● **What the task asks**
Copy the full set of lines exactly as given.

● **Supplied records**
◆ ◆ ◆ ◆ ◆ ◆ ◆
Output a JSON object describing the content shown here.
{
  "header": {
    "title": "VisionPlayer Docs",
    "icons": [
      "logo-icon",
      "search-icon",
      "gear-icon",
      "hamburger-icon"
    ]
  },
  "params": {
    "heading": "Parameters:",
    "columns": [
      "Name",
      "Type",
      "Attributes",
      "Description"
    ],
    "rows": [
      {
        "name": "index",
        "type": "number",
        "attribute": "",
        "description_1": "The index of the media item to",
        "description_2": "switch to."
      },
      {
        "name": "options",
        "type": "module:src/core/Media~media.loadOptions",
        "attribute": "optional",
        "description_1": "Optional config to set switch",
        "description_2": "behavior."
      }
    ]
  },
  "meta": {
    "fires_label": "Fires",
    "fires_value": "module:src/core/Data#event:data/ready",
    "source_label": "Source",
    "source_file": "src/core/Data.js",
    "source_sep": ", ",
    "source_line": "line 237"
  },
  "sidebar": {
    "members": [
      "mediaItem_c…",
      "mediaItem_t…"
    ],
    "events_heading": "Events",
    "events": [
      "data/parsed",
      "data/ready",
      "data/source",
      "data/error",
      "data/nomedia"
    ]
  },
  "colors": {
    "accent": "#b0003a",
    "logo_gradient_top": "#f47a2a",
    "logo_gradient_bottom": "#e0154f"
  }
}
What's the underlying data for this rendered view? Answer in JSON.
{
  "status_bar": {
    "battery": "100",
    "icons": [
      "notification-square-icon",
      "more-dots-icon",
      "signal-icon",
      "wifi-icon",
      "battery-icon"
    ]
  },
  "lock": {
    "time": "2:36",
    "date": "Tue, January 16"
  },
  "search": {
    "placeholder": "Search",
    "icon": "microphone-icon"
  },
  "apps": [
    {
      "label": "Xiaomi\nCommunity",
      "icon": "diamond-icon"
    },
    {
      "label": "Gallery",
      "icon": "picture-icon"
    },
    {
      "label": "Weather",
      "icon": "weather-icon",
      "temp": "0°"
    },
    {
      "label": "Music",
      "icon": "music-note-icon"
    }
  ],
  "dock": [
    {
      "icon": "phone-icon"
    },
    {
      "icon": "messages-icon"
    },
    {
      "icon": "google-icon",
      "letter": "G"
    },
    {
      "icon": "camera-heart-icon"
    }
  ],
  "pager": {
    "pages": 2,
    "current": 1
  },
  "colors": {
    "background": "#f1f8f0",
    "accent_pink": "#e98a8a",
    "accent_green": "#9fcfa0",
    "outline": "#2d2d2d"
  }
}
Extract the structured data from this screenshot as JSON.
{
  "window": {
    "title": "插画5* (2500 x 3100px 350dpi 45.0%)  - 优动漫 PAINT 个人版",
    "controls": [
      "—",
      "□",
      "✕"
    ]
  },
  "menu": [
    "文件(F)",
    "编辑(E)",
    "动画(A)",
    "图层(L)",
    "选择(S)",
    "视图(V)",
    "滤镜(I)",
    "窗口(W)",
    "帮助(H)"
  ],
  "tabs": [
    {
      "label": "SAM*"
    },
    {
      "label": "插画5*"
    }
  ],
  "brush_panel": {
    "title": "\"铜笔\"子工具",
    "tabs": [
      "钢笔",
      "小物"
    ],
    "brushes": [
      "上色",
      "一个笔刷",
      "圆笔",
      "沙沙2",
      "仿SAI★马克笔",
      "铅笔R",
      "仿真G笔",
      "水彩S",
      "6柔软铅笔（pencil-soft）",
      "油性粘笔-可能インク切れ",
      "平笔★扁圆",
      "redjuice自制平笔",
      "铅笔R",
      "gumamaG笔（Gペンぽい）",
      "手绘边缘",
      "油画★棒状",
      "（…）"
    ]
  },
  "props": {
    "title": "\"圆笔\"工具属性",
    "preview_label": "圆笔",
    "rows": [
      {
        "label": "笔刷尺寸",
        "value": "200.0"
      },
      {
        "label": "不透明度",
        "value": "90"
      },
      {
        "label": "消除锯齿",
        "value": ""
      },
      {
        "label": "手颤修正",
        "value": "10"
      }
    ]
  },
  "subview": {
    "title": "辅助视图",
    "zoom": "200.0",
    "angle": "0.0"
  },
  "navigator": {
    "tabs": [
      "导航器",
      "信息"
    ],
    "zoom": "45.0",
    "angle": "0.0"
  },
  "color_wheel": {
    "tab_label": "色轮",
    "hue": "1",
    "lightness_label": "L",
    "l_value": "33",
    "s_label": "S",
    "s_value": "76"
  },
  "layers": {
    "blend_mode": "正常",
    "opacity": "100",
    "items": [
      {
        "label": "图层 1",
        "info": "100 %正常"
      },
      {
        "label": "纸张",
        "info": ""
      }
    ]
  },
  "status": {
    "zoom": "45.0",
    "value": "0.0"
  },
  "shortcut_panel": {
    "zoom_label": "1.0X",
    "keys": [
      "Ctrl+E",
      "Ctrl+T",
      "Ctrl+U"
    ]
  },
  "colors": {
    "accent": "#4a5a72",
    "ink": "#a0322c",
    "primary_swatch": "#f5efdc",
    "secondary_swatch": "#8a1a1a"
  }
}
◆ ◆ ◆ ◆ ◆ ◆ ◆
● **Worked answer**
Output a JSON object describing the content shown here.
{
  "header": {
    "title": "VisionPlayer Docs",
    "icons": [
      "logo-icon",
      "search-icon",
      "gear-icon",
      "hamburger-icon"
    ]
  },
  "params": {
    "heading": "Parameters:",
    "columns": [
      "Name",
      "Type",
      "Attributes",
      "Description"
    ],
    "rows": [
      {
        "name": "index",
        "type": "number",
        "attribute": "",
        "description_1": "The index of the media item to",
        "description_2": "switch to."
      },
      {
        "name": "options",
        "type": "module:src/core/Media~media.loadOptions",
        "attribute": "optional",
        "description_1": "Optional config to set switch",
        "description_2": "behavior."
      }
    ]
  },
  "meta": {
    "fires_label": "Fires",
    "fires_value": "module:src/core/Data#event:data/ready",
    "source_label": "Source",
    "source_file": "src/core/Data.js",
    "source_sep": ", ",
    "source_line": "line 237"
  },
  "sidebar": {
    "members": [
      "mediaItem_c…",
      "mediaItem_t…"
    ],
    "events_heading": "Events",
    "events": [
      "data/parsed",
      "data/ready",
      "data/source",
      "data/error",
      "data/nomedia"
    ]
  },
  "colors": {
    "accent": "#b0003a",
    "logo_gradient_top": "#f47a2a",
    "logo_gradient_bottom": "#e0154f"
  }
}
What's the underlying data for this rendered view? Answer in JSON.
{
  "status_bar": {
    "battery": "100",
    "icons": [
      "notification-square-icon",
      "more-dots-icon",
      "signal-icon",
      "wifi-icon",
      "battery-icon"
    ]
  },
  "lock": {
    "time": "2:36",
    "date": "Tue, January 16"
  },
  "search": {
    "placeholder": "Search",
    "icon": "microphone-icon"
  },
  "apps": [
    {
      "label": "Xiaomi\nCommunity",
      "icon": "diamond-icon"
    },
    {
      "label": "Gallery",
      "icon": "picture-icon"
    },
    {
      "label": "Weather",
      "icon": "weather-icon",
      "temp": "0°"
    },
    {
      "label": "Music",
      "icon": "music-note-icon"
    }
  ],
  "dock": [
    {
      "icon": "phone-icon"
    },
    {
      "icon": "messages-icon"
    },
    {
      "icon": "google-icon",
      "letter": "G"
    },
    {
      "icon": "camera-heart-icon"
    }
  ],
  "pager": {
    "pages": 2,
    "current": 1
  },
  "colors": {
    "background": "#f1f8f0",
    "accent_pink": "#e98a8a",
    "accent_green": "#9fcfa0",
    "outline": "#2d2d2d"
  }
}
Extract the structured data from this screenshot as JSON.
{
  "window": {
    "title": "插画5* (2500 x 3100px 350dpi 45.0%)  - 优动漫 PAINT 个人版",
    "controls": [
      "—",
      "□",
      "✕"
    ]
  },
  "menu": [
    "文件(F)",
    "编辑(E)",
    "动画(A)",
    "图层(L)",
    "选择(S)",
    "视图(V)",
    "滤镜(I)",
    "窗口(W)",
    "帮助(H)"
  ],
  "tabs": [
    {
      "label": "SAM*"
    },
    {
      "label": "插画5*"
    }
  ],
  "brush_panel": {
    "title": "\"铜笔\"子工具",
    "tabs": [
      "钢笔",
      "小物"
    ],
    "brushes": [
      "上色",
      "一个笔刷",
      "圆笔",
      "沙沙2",
      "仿SAI★马克笔",
      "铅笔R",
      "仿真G笔",
      "水彩S",
      "6柔软铅笔（pencil-soft）",
      "油性粘笔-可能インク切れ",
      "平笔★扁圆",
      "redjuice自制平笔",
      "铅笔R",
      "gumamaG笔（Gペンぽい）",
      "手绘边缘",
      "油画★棒状",
      "（…）"
    ]
  },
  "props": {
    "title": "\"圆笔\"工具属性",
    "preview_label": "圆笔",
    "rows": [
      {
        "label": "笔刷尺寸",
        "value": "200.0"
      },
      {
        "label": "不透明度",
        "value": "90"
      },
      {
        "label": "消除锯齿",
        "value": ""
      },
      {
        "label": "手颤修正",
        "value": "10"
      }
    ]
  },
  "subview": {
    "title": "辅助视图",
    "zoom": "200.0",
    "angle": "0.0"
  },
  "navigator": {
    "tabs": [
      "导航器",
      "信息"
    ],
    "zoom": "45.0",
    "angle": "0.0"
  },
  "color_wheel": {
    "tab_label": "色轮",
    "hue": "1",
    "lightness_label": "L",
    "l_value": "33",
    "s_label": "S",
    "s_value": "76"
  },
  "layers": {
    "blend_mode": "正常",
    "opacity": "100",
    "items": [
      {
        "label": "图层 1",
        "info": "100 %正常"
      },
      {
        "label": "纸张",
        "info": ""
      }
    ]
  },
  "status": {
    "zoom": "45.0",
    "value": "0.0"
  },
  "shortcut_panel": {
    "zoom_label": "1.0X",
    "keys": [
      "Ctrl+E",
      "Ctrl+T",
      "Ctrl+U"
    ]
  },
  "colors": {
    "accent": "#4a5a72",
    "ink": "#a0322c",
    "primary_swatch": "#f5efdc",
    "secondary_swatch": "#8a1a1a"
  }
}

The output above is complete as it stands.